Excerpted data:
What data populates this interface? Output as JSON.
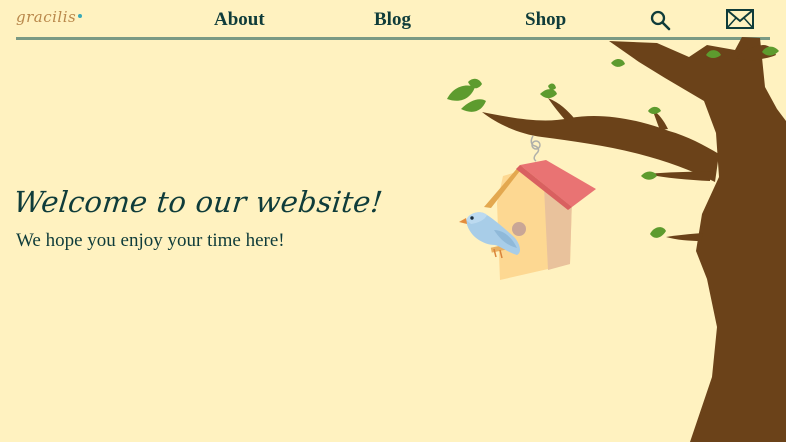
{
  "brand": {
    "logo_text": "gracilis"
  },
  "nav": {
    "items": [
      {
        "label": "About"
      },
      {
        "label": "Blog"
      },
      {
        "label": "Shop"
      }
    ],
    "icons": [
      "search-icon",
      "mail-icon"
    ]
  },
  "hero": {
    "title": "Welcome to our website!",
    "subtitle": "We hope you enjoy your time here!"
  },
  "colors": {
    "background": "#fff2c0",
    "text": "#0f3c3a",
    "nav_rule": "#7a9a84",
    "tree_brown": "#6b4219",
    "leaf_green": "#5d9b2e",
    "birdhouse_roof": "#e97373",
    "birdhouse_body": "#fdd892",
    "bird_blue": "#a8cde8"
  }
}
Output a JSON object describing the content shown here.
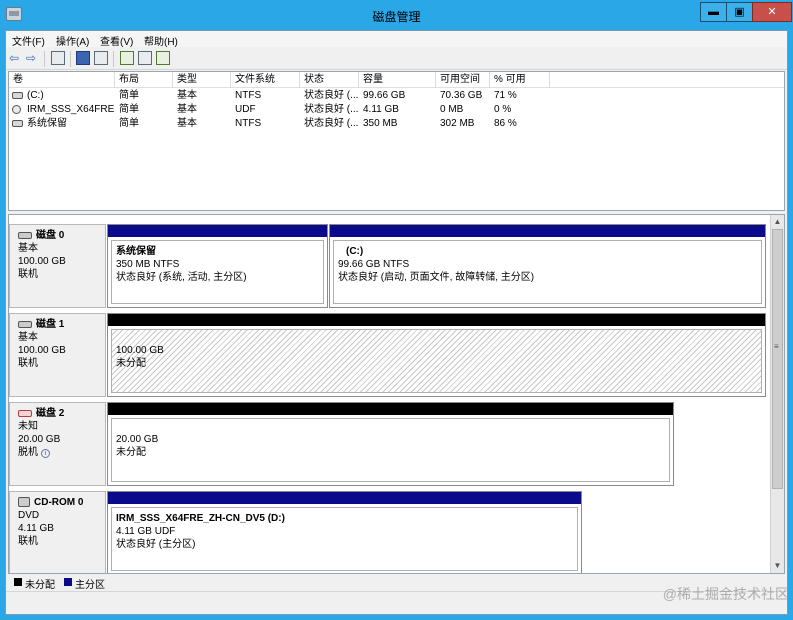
{
  "window": {
    "title": "磁盘管理",
    "min_glyph": "▬",
    "max_glyph": "▣",
    "close_glyph": "✕"
  },
  "menu": [
    {
      "label": "文件(F)"
    },
    {
      "label": "操作(A)"
    },
    {
      "label": "查看(V)"
    },
    {
      "label": "帮助(H)"
    }
  ],
  "toolbar": {
    "back_glyph": "⇦",
    "forward_glyph": "⇨"
  },
  "volume_table": {
    "headers": [
      "卷",
      "布局",
      "类型",
      "文件系统",
      "状态",
      "容量",
      "可用空间",
      "% 可用"
    ],
    "rows": [
      {
        "volume": "(C:)",
        "layout": "简单",
        "type": "基本",
        "fs": "NTFS",
        "status": "状态良好 (...",
        "capacity": "99.66 GB",
        "free": "70.36 GB",
        "pct": "71 %",
        "icon": "drive-icon"
      },
      {
        "volume": "IRM_SSS_X64FRE...",
        "layout": "简单",
        "type": "基本",
        "fs": "UDF",
        "status": "状态良好 (...",
        "capacity": "4.11 GB",
        "free": "0 MB",
        "pct": "0 %",
        "icon": "cdrom-icon"
      },
      {
        "volume": "系统保留",
        "layout": "简单",
        "type": "基本",
        "fs": "NTFS",
        "status": "状态良好 (...",
        "capacity": "350 MB",
        "free": "302 MB",
        "pct": "86 %",
        "icon": "drive-icon"
      }
    ]
  },
  "disks": [
    {
      "name": "磁盘 0",
      "kind": "基本",
      "size": "100.00 GB",
      "state": "联机",
      "partitions": [
        {
          "name": "系统保留",
          "detail": "350 MB NTFS",
          "status": "状态良好 (系统, 活动, 主分区)",
          "bar": "blue"
        },
        {
          "name": "(C:)",
          "detail": "99.66 GB NTFS",
          "status": "状态良好 (启动, 页面文件, 故障转储, 主分区)",
          "bar": "blue"
        }
      ]
    },
    {
      "name": "磁盘 1",
      "kind": "基本",
      "size": "100.00 GB",
      "state": "联机",
      "partitions": [
        {
          "name": "",
          "detail": "100.00 GB",
          "status": "未分配",
          "bar": "black"
        }
      ]
    },
    {
      "name": "磁盘 2",
      "kind": "未知",
      "size": "20.00 GB",
      "state": "脱机",
      "partitions": [
        {
          "name": "",
          "detail": "20.00 GB",
          "status": "未分配",
          "bar": "black"
        }
      ]
    },
    {
      "name": "CD-ROM 0",
      "kind": "DVD",
      "size": "4.11 GB",
      "state": "联机",
      "partitions": [
        {
          "name": "IRM_SSS_X64FRE_ZH-CN_DV5  (D:)",
          "detail": "4.11 GB UDF",
          "status": "状态良好 (主分区)",
          "bar": "blue"
        }
      ]
    }
  ],
  "legend": {
    "unallocated": "未分配",
    "primary": "主分区"
  },
  "watermark": "@稀土掘金技术社区",
  "colors": {
    "primary_bar": "#0a0a8a",
    "unallocated_bar": "#000000",
    "title_bar": "#2aa7e6"
  }
}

Exercise goal: Output all of the records exactly as they appear above, but not the pictures.

Result of the exercise:
What data populates this interface? Output as JSON.
{
  "brand": {
    "logo_text": "gracilis"
  },
  "nav": {
    "items": [
      {
        "label": "About"
      },
      {
        "label": "Blog"
      },
      {
        "label": "Shop"
      }
    ],
    "icons": [
      "search-icon",
      "mail-icon"
    ]
  },
  "hero": {
    "title": "Welcome to our website!",
    "subtitle": "We hope you enjoy your time here!"
  },
  "colors": {
    "background": "#fff2c0",
    "text": "#0f3c3a",
    "nav_rule": "#7a9a84",
    "tree_brown": "#6b4219",
    "leaf_green": "#5d9b2e",
    "birdhouse_roof": "#e97373",
    "birdhouse_body": "#fdd892",
    "bird_blue": "#a8cde8"
  }
}
Output a JSON object describing the content shown here.
{
  "window": {
    "title": "磁盘管理",
    "min_glyph": "▬",
    "max_glyph": "▣",
    "close_glyph": "✕"
  },
  "menu": [
    {
      "label": "文件(F)"
    },
    {
      "label": "操作(A)"
    },
    {
      "label": "查看(V)"
    },
    {
      "label": "帮助(H)"
    }
  ],
  "toolbar": {
    "back_glyph": "⇦",
    "forward_glyph": "⇨"
  },
  "volume_table": {
    "headers": [
      "卷",
      "布局",
      "类型",
      "文件系统",
      "状态",
      "容量",
      "可用空间",
      "% 可用"
    ],
    "rows": [
      {
        "volume": "(C:)",
        "layout": "简单",
        "type": "基本",
        "fs": "NTFS",
        "status": "状态良好 (...",
        "capacity": "99.66 GB",
        "free": "70.36 GB",
        "pct": "71 %",
        "icon": "drive-icon"
      },
      {
        "volume": "IRM_SSS_X64FRE...",
        "layout": "简单",
        "type": "基本",
        "fs": "UDF",
        "status": "状态良好 (...",
        "capacity": "4.11 GB",
        "free": "0 MB",
        "pct": "0 %",
        "icon": "cdrom-icon"
      },
      {
        "volume": "系统保留",
        "layout": "简单",
        "type": "基本",
        "fs": "NTFS",
        "status": "状态良好 (...",
        "capacity": "350 MB",
        "free": "302 MB",
        "pct": "86 %",
        "icon": "drive-icon"
      }
    ]
  },
  "disks": [
    {
      "name": "磁盘 0",
      "kind": "基本",
      "size": "100.00 GB",
      "state": "联机",
      "partitions": [
        {
          "name": "系统保留",
          "detail": "350 MB NTFS",
          "status": "状态良好 (系统, 活动, 主分区)",
          "bar": "blue"
        },
        {
          "name": "(C:)",
          "detail": "99.66 GB NTFS",
          "status": "状态良好 (启动, 页面文件, 故障转储, 主分区)",
          "bar": "blue"
        }
      ]
    },
    {
      "name": "磁盘 1",
      "kind": "基本",
      "size": "100.00 GB",
      "state": "联机",
      "partitions": [
        {
          "name": "",
          "detail": "100.00 GB",
          "status": "未分配",
          "bar": "black"
        }
      ]
    },
    {
      "name": "磁盘 2",
      "kind": "未知",
      "size": "20.00 GB",
      "state": "脱机",
      "partitions": [
        {
          "name": "",
          "detail": "20.00 GB",
          "status": "未分配",
          "bar": "black"
        }
      ]
    },
    {
      "name": "CD-ROM 0",
      "kind": "DVD",
      "size": "4.11 GB",
      "state": "联机",
      "partitions": [
        {
          "name": "IRM_SSS_X64FRE_ZH-CN_DV5  (D:)",
          "detail": "4.11 GB UDF",
          "status": "状态良好 (主分区)",
          "bar": "blue"
        }
      ]
    }
  ],
  "legend": {
    "unallocated": "未分配",
    "primary": "主分区"
  },
  "watermark": "@稀土掘金技术社区",
  "colors": {
    "primary_bar": "#0a0a8a",
    "unallocated_bar": "#000000",
    "title_bar": "#2aa7e6"
  }
}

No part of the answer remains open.